[Required work]: For the records below, say how many lines contain the string "this". Give the number only.

[Material supplied]:
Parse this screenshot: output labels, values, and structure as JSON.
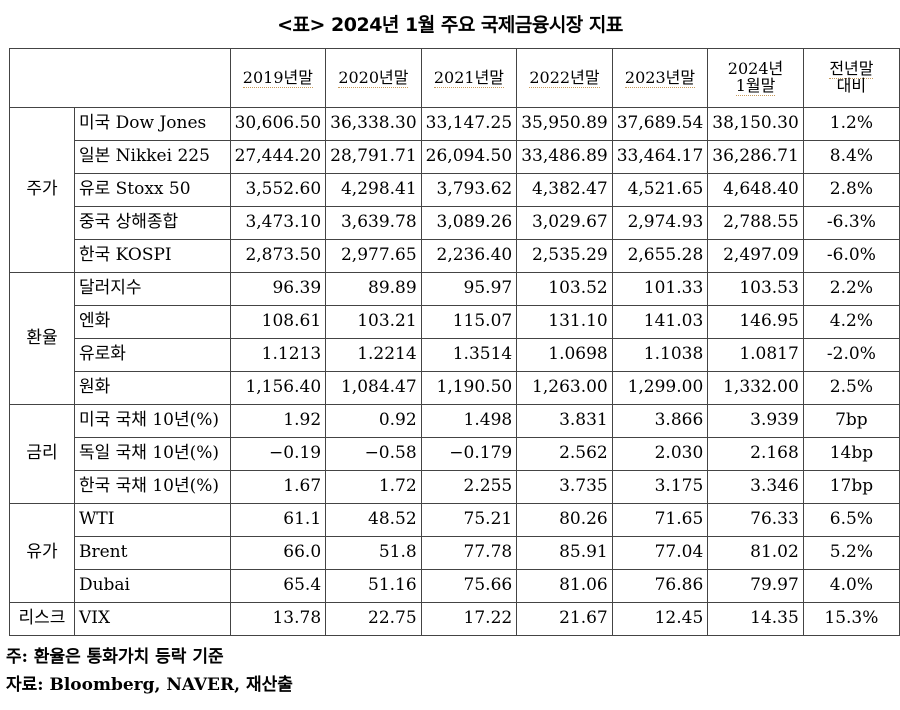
{
  "title": "<표> 2024년 1월 주요 국제금융시장 지표",
  "headers": {
    "blank": "",
    "cols": [
      "2019년말",
      "2020년말",
      "2021년말",
      "2022년말",
      "2023년말"
    ],
    "col6_line1": "2024년",
    "col6_line2": "1월말",
    "col7_line1": "전년말",
    "col7_line2": "대비"
  },
  "groups": {
    "stocks": "주가",
    "fx": "환율",
    "rates": "금리",
    "oil": "유가",
    "risk": "리스크"
  },
  "rows": [
    {
      "name": "미국 Dow Jones",
      "v": [
        "30,606.50",
        "36,338.30",
        "33,147.25",
        "35,950.89",
        "37,689.54",
        "38,150.30"
      ],
      "chg": "1.2%"
    },
    {
      "name": "일본 Nikkei 225",
      "v": [
        "27,444.20",
        "28,791.71",
        "26,094.50",
        "33,486.89",
        "33,464.17",
        "36,286.71"
      ],
      "chg": "8.4%"
    },
    {
      "name": "유로 Stoxx 50",
      "v": [
        "3,552.60",
        "4,298.41",
        "3,793.62",
        "4,382.47",
        "4,521.65",
        "4,648.40"
      ],
      "chg": "2.8%"
    },
    {
      "name": "중국 상해종합",
      "v": [
        "3,473.10",
        "3,639.78",
        "3,089.26",
        "3,029.67",
        "2,974.93",
        "2,788.55"
      ],
      "chg": "-6.3%"
    },
    {
      "name": "한국 KOSPI",
      "v": [
        "2,873.50",
        "2,977.65",
        "2,236.40",
        "2,535.29",
        "2,655.28",
        "2,497.09"
      ],
      "chg": "-6.0%"
    },
    {
      "name": "달러지수",
      "v": [
        "96.39",
        "89.89",
        "95.97",
        "103.52",
        "101.33",
        "103.53"
      ],
      "chg": "2.2%"
    },
    {
      "name": "엔화",
      "v": [
        "108.61",
        "103.21",
        "115.07",
        "131.10",
        "141.03",
        "146.95"
      ],
      "chg": "4.2%"
    },
    {
      "name": "유로화",
      "v": [
        "1.1213",
        "1.2214",
        "1.3514",
        "1.0698",
        "1.1038",
        "1.0817"
      ],
      "chg": "-2.0%"
    },
    {
      "name": "원화",
      "v": [
        "1,156.40",
        "1,084.47",
        "1,190.50",
        "1,263.00",
        "1,299.00",
        "1,332.00"
      ],
      "chg": "2.5%"
    },
    {
      "name": "미국 국채 10년(%)",
      "v": [
        "1.92",
        "0.92",
        "1.498",
        "3.831",
        "3.866",
        "3.939"
      ],
      "chg": "7bp"
    },
    {
      "name": "독일 국채 10년(%)",
      "v": [
        "−0.19",
        "−0.58",
        "−0.179",
        "2.562",
        "2.030",
        "2.168"
      ],
      "chg": "14bp"
    },
    {
      "name": "한국 국채 10년(%)",
      "v": [
        "1.67",
        "1.72",
        "2.255",
        "3.735",
        "3.175",
        "3.346"
      ],
      "chg": "17bp"
    },
    {
      "name": "WTI",
      "v": [
        "61.1",
        "48.52",
        "75.21",
        "80.26",
        "71.65",
        "76.33"
      ],
      "chg": "6.5%"
    },
    {
      "name": "Brent",
      "v": [
        "66.0",
        "51.8",
        "77.78",
        "85.91",
        "77.04",
        "81.02"
      ],
      "chg": "5.2%"
    },
    {
      "name": "Dubai",
      "v": [
        "65.4",
        "51.16",
        "75.66",
        "81.06",
        "76.86",
        "79.97"
      ],
      "chg": "4.0%"
    },
    {
      "name": "VIX",
      "v": [
        "13.78",
        "22.75",
        "17.22",
        "21.67",
        "12.45",
        "14.35"
      ],
      "chg": "15.3%"
    }
  ],
  "notes": {
    "note1": "주: 환율은 통화가치 등락 기준",
    "note2": "자료: Bloomberg, NAVER, 재산출"
  }
}
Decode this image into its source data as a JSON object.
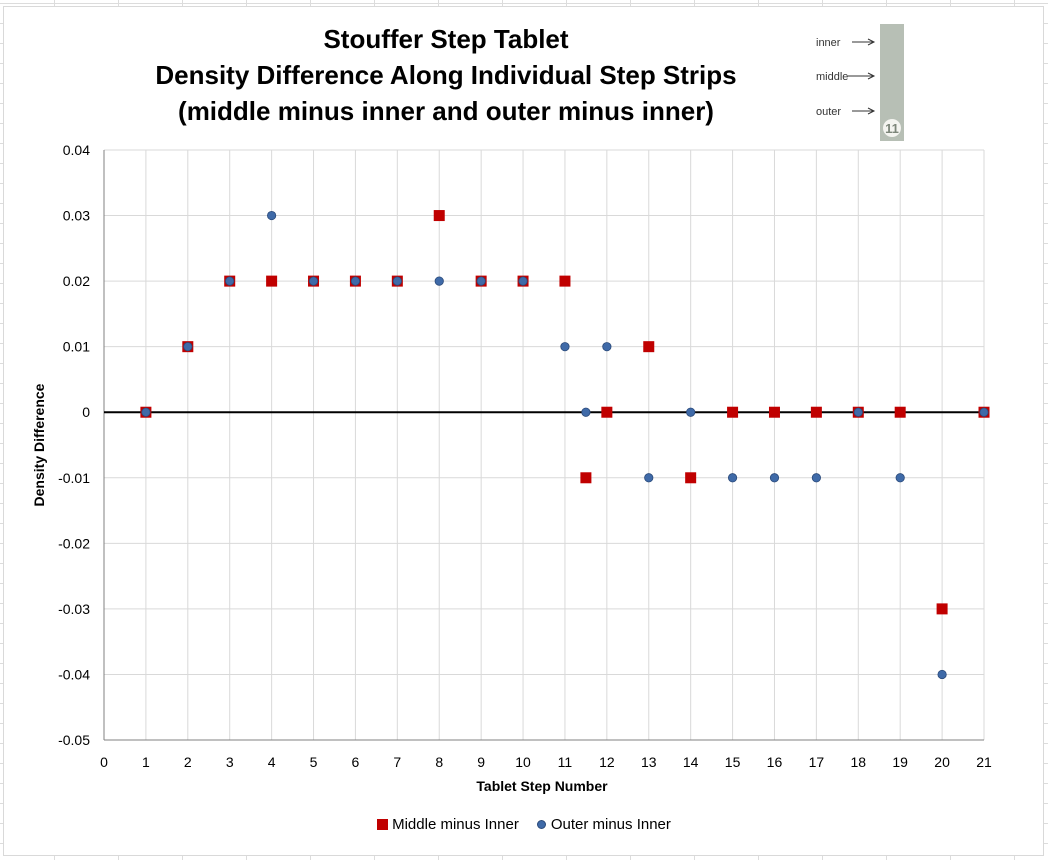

[Task output]: 2